#### Task brief
Go through the listing below and gather every line with the word "JSON".

(Data entries)
· · · · · · ·

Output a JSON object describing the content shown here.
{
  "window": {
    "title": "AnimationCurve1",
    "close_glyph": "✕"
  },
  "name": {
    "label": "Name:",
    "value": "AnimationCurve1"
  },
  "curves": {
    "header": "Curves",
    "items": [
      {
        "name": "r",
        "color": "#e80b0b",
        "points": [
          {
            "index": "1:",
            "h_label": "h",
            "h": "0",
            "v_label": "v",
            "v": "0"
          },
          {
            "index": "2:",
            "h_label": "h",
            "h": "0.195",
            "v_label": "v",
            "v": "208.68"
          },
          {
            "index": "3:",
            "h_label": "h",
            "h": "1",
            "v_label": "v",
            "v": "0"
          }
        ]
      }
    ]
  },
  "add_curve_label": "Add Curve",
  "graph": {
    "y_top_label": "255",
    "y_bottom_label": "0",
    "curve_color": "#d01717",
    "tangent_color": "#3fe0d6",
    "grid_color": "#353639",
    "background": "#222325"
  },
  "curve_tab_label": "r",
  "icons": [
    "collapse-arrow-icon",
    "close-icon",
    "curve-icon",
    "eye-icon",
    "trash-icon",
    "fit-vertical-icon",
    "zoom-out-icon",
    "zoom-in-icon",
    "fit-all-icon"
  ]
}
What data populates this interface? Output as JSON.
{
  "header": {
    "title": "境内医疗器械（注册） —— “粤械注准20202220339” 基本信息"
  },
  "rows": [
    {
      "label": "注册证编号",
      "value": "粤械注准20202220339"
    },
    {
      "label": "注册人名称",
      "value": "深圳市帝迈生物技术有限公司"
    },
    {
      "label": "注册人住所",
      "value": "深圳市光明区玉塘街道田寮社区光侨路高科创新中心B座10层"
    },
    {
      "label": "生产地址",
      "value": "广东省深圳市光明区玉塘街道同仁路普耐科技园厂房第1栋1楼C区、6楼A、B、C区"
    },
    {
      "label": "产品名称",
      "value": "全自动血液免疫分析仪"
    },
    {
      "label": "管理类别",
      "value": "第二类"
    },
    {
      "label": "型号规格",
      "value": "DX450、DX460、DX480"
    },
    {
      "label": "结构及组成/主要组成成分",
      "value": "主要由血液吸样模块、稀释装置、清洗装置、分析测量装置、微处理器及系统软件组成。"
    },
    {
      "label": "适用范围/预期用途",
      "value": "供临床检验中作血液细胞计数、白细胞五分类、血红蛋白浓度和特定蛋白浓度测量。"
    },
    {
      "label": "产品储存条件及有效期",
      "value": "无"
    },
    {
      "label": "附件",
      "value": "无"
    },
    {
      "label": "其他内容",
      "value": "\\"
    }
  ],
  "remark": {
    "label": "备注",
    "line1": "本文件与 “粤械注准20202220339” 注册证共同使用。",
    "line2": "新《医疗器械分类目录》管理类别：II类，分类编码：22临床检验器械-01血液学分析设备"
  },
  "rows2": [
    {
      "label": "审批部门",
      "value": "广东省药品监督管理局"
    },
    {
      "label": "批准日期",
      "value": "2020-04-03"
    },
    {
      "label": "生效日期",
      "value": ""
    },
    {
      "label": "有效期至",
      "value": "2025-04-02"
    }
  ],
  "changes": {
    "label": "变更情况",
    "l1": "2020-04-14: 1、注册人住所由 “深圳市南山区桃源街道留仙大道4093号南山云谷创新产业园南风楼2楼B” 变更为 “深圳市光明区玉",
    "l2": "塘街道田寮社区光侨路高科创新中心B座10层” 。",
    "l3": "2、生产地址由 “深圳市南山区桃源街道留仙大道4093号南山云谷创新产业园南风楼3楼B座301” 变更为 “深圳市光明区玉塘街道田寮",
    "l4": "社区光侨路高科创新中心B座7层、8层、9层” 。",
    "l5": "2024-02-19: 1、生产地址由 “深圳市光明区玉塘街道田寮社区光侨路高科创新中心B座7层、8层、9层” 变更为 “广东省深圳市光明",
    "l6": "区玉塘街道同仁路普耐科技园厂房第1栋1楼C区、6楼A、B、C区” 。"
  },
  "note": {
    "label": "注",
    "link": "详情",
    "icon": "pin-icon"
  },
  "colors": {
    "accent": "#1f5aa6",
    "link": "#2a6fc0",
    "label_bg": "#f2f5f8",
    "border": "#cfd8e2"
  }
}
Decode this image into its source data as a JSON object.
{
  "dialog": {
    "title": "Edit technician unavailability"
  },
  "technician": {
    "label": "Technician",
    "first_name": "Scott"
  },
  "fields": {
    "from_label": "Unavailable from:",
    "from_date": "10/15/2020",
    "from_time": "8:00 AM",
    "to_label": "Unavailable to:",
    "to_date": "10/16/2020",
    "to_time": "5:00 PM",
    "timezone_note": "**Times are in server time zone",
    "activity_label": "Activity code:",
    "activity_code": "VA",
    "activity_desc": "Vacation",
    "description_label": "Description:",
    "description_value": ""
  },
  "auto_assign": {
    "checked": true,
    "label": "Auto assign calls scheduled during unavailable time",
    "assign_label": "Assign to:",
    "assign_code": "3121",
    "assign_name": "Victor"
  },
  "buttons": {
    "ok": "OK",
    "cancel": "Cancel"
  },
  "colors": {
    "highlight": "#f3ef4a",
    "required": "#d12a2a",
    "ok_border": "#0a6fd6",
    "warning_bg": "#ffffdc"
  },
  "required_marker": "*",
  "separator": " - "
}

· · · · · · ·

#### Correct result
Output a JSON object describing the content shown here.
What data populates this interface? Output as JSON.
Decode this image into its source data as a JSON object.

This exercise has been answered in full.